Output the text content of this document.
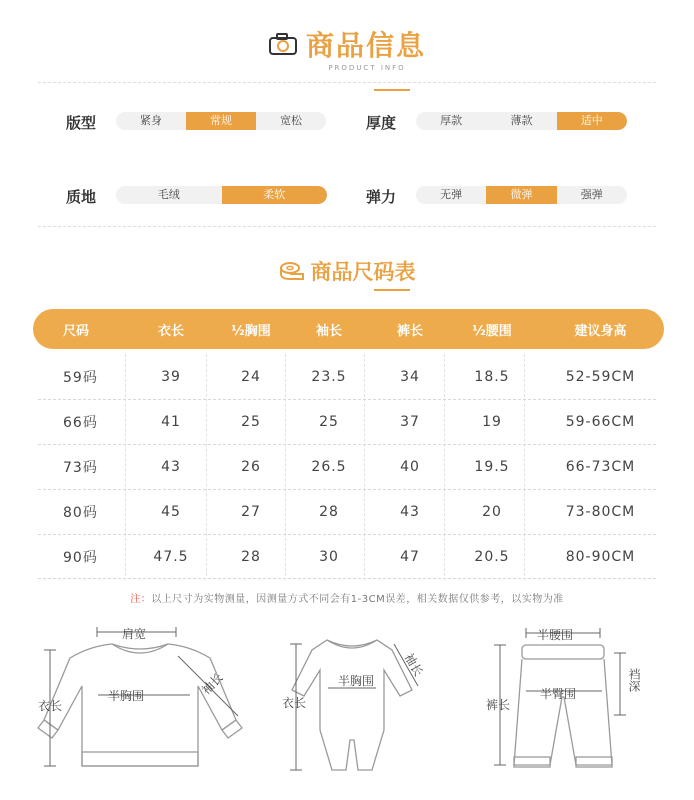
商品信息
PRODUCT INFO
版型	紧身	常规	宽松	厚度	厚款	薄款	适中
质地	毛绒	柔软	弹力	无弹	微弹	强弹
商品尺码表
尺码	衣长	½胸围	袖长	裤长	½腰围	建议身高
59码	39	24	23.5	34	18.5	52-59CM
66码	41	25	25	37	19	59-66CM
73码	43	26	26.5	40	19.5	66-73CM
80码	45	27	28	43	20	73-80CM
90码	47.5	28	30	47	20.5	80-90CM
注：以上尺寸为实物测量，因测量方式不同会有1-3CM误差，相关数据仅供参考，以实物为准
肩宽
半胸围	袖长
衣长
半胸围
袖长
衣长
半腰围
半臀围
裆深
裤长
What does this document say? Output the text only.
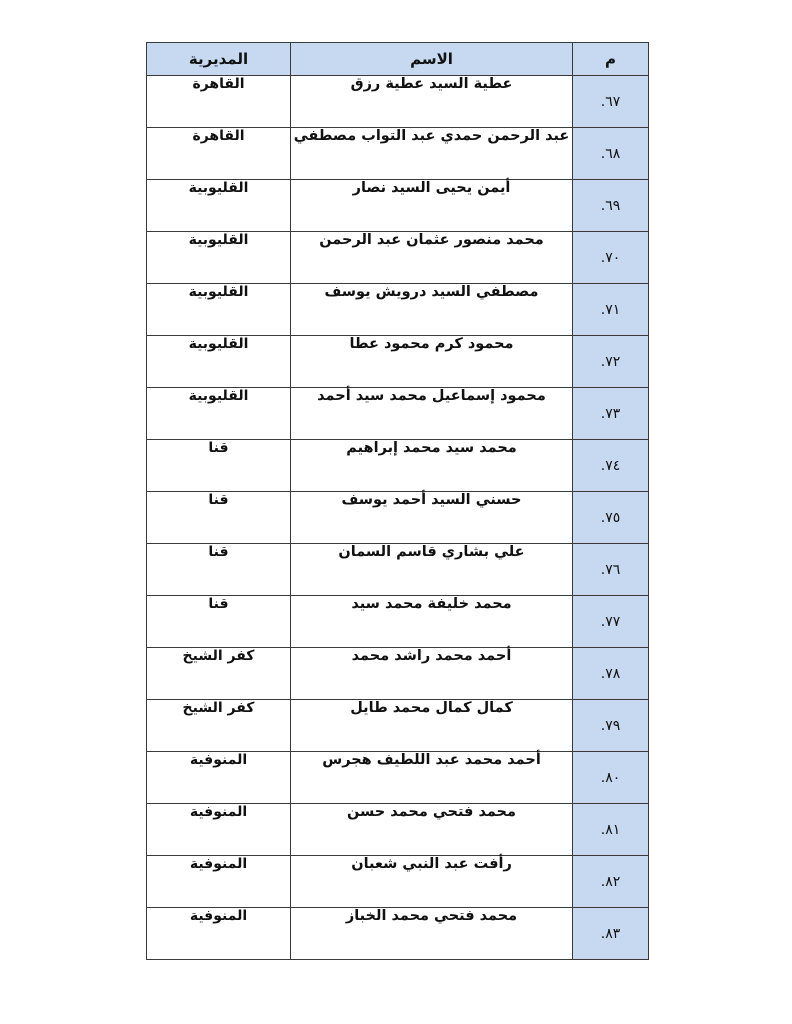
م	الاسم	المديرية
٦٧.	عطية السيد عطية رزق	القاهرة
٦٨.	عبد الرحمن حمدي عبد التواب مصطفي	القاهرة
٦٩.	أيمن يحيى السيد نصار	القليوبية
٧٠.	محمد منصور عثمان عبد الرحمن	القليوبية
٧١.	مصطفي السيد درويش يوسف	القليوبية
٧٢.	محمود كرم محمود عطا	القليوبية
٧٣.	محمود إسماعيل محمد سيد أحمد	القليوبية
٧٤.	محمد سيد محمد إبراهيم	قنا
٧٥.	حسني السيد أحمد يوسف	قنا
٧٦.	علي بشاري قاسم السمان	قنا
٧٧.	محمد خليفة محمد سيد	قنا
٧٨.	أحمد محمد راشد محمد	كفر الشيخ
٧٩.	كمال كمال محمد طايل	كفر الشيخ
٨٠.	أحمد محمد عبد اللطيف هجرس	المنوفية
٨١.	محمد فتحي محمد حسن	المنوفية
٨٢.	رأفت عبد النبي شعبان	المنوفية
٨٣.	محمد فتحي محمد الخباز	المنوفية
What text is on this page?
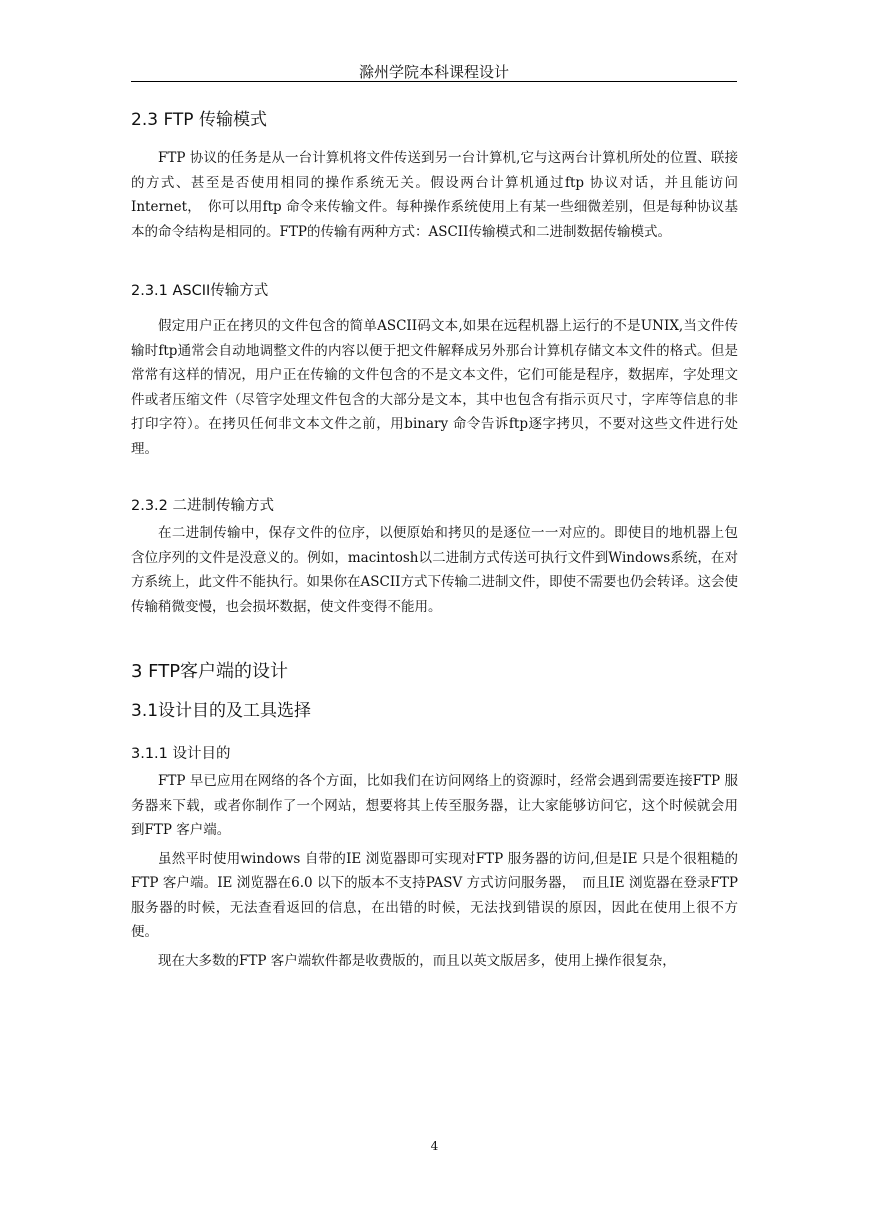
滁州学院本科课程设计
2.3 FTP 传输模式
FTP 协议的任务是从一台计算机将文件传送到另一台计算机,它与这两台计算机所处的位置、联接的方式、甚至是否使用相同的操作系统无关。假设两台计算机通过ftp 协议对话，并且能访问Internet，　你可以用ftp 命令来传输文件。每种操作系统使用上有某一些细微差别，但是每种协议基本的命令结构是相同的。FTP的传输有两种方式：ASCII传输模式和二进制数据传输模式。
2.3.1 ASCII传输方式
假定用户正在拷贝的文件包含的简单ASCII码文本,如果在远程机器上运行的不是UNIX,当文件传输时ftp通常会自动地调整文件的内容以便于把文件解释成另外那台计算机存储文本文件的格式。但是常常有这样的情况，用户正在传输的文件包含的不是文本文件，它们可能是程序，数据库，字处理文件或者压缩文件（尽管字处理文件包含的大部分是文本，其中也包含有指示页尺寸，字库等信息的非打印字符）。在拷贝任何非文本文件之前，用binary 命令告诉ftp逐字拷贝，不要对这些文件进行处理。
2.3.2 二进制传输方式
在二进制传输中，保存文件的位序，以便原始和拷贝的是逐位一一对应的。即使目的地机器上包含位序列的文件是没意义的。例如，macintosh以二进制方式传送可执行文件到Windows系统，在对方系统上，此文件不能执行。如果你在ASCII方式下传输二进制文件，即使不需要也仍会转译。这会使传输稍微变慢，也会损坏数据，使文件变得不能用。
3 FTP客户端的设计
3.1设计目的及工具选择
3.1.1 设计目的
FTP 早已应用在网络的各个方面，比如我们在访问网络上的资源时，经常会遇到需要连接FTP 服务器来下载，或者你制作了一个网站，想要将其上传至服务器，让大家能够访问它，这个时候就会用到FTP 客户端。
虽然平时使用windows 自带的IE 浏览器即可实现对FTP 服务器的访问,但是IE 只是个很粗糙的FTP 客户端。IE 浏览器在6.0 以下的版本不支持PASV 方式访问服务器，　而且IE 浏览器在登录FTP 服务器的时候，无法查看返回的信息，在出错的时候，无法找到错误的原因，因此在使用上很不方便。
现在大多数的FTP 客户端软件都是收费版的，而且以英文版居多，使用上操作很复杂，
4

※

Write the lines above out again exactly, without any of their pictures.

## Full answer
Output the text content of this document.
商品信息
PRODUCT INFO
版型	紧身	常规	宽松	厚度	厚款	薄款	适中
质地	毛绒	柔软	弹力	无弹	微弹	强弹
商品尺码表
尺码	衣长	½胸围	袖长	裤长	½腰围	建议身高
59码	39	24	23.5	34	18.5	52-59CM
66码	41	25	25	37	19	59-66CM
73码	43	26	26.5	40	19.5	66-73CM
80码	45	27	28	43	20	73-80CM
90码	47.5	28	30	47	20.5	80-90CM
注：以上尺寸为实物测量，因测量方式不同会有1-3CM误差，相关数据仅供参考，以实物为准
肩宽
半胸围	袖长
衣长
半胸围
袖长
衣长
半腰围
半臀围
裆深
裤长
What does this document say? Output the text only.
م	الاسم	المديرية
٦٧.	عطية السيد عطية رزق	القاهرة
٦٨.	عبد الرحمن حمدي عبد التواب مصطفي	القاهرة
٦٩.	أيمن يحيى السيد نصار	القليوبية
٧٠.	محمد منصور عثمان عبد الرحمن	القليوبية
٧١.	مصطفي السيد درويش يوسف	القليوبية
٧٢.	محمود كرم محمود عطا	القليوبية
٧٣.	محمود إسماعيل محمد سيد أحمد	القليوبية
٧٤.	محمد سيد محمد إبراهيم	قنا
٧٥.	حسني السيد أحمد يوسف	قنا
٧٦.	علي بشاري قاسم السمان	قنا
٧٧.	محمد خليفة محمد سيد	قنا
٧٨.	أحمد محمد راشد محمد	كفر الشيخ
٧٩.	كمال كمال محمد طايل	كفر الشيخ
٨٠.	أحمد محمد عبد اللطيف هجرس	المنوفية
٨١.	محمد فتحي محمد حسن	المنوفية
٨٢.	رأفت عبد النبي شعبان	المنوفية
٨٣.	محمد فتحي محمد الخباز	المنوفية
What text is on this page?
滁州学院本科课程设计
2.3 FTP 传输模式
FTP 协议的任务是从一台计算机将文件传送到另一台计算机,它与这两台计算机所处的位置、联接的方式、甚至是否使用相同的操作系统无关。假设两台计算机通过ftp 协议对话，并且能访问Internet，　你可以用ftp 命令来传输文件。每种操作系统使用上有某一些细微差别，但是每种协议基本的命令结构是相同的。FTP的传输有两种方式：ASCII传输模式和二进制数据传输模式。
2.3.1 ASCII传输方式
假定用户正在拷贝的文件包含的简单ASCII码文本,如果在远程机器上运行的不是UNIX,当文件传输时ftp通常会自动地调整文件的内容以便于把文件解释成另外那台计算机存储文本文件的格式。但是常常有这样的情况，用户正在传输的文件包含的不是文本文件，它们可能是程序，数据库，字处理文件或者压缩文件（尽管字处理文件包含的大部分是文本，其中也包含有指示页尺寸，字库等信息的非打印字符）。在拷贝任何非文本文件之前，用binary 命令告诉ftp逐字拷贝，不要对这些文件进行处理。
2.3.2 二进制传输方式
在二进制传输中，保存文件的位序，以便原始和拷贝的是逐位一一对应的。即使目的地机器上包含位序列的文件是没意义的。例如，macintosh以二进制方式传送可执行文件到Windows系统，在对方系统上，此文件不能执行。如果你在ASCII方式下传输二进制文件，即使不需要也仍会转译。这会使传输稍微变慢，也会损坏数据，使文件变得不能用。
3 FTP客户端的设计
3.1设计目的及工具选择
3.1.1 设计目的
FTP 早已应用在网络的各个方面，比如我们在访问网络上的资源时，经常会遇到需要连接FTP 服务器来下载，或者你制作了一个网站，想要将其上传至服务器，让大家能够访问它，这个时候就会用到FTP 客户端。
虽然平时使用windows 自带的IE 浏览器即可实现对FTP 服务器的访问,但是IE 只是个很粗糙的FTP 客户端。IE 浏览器在6.0 以下的版本不支持PASV 方式访问服务器，　而且IE 浏览器在登录FTP 服务器的时候，无法查看返回的信息，在出错的时候，无法找到错误的原因，因此在使用上很不方便。
现在大多数的FTP 客户端软件都是收费版的，而且以英文版居多，使用上操作很复杂，
4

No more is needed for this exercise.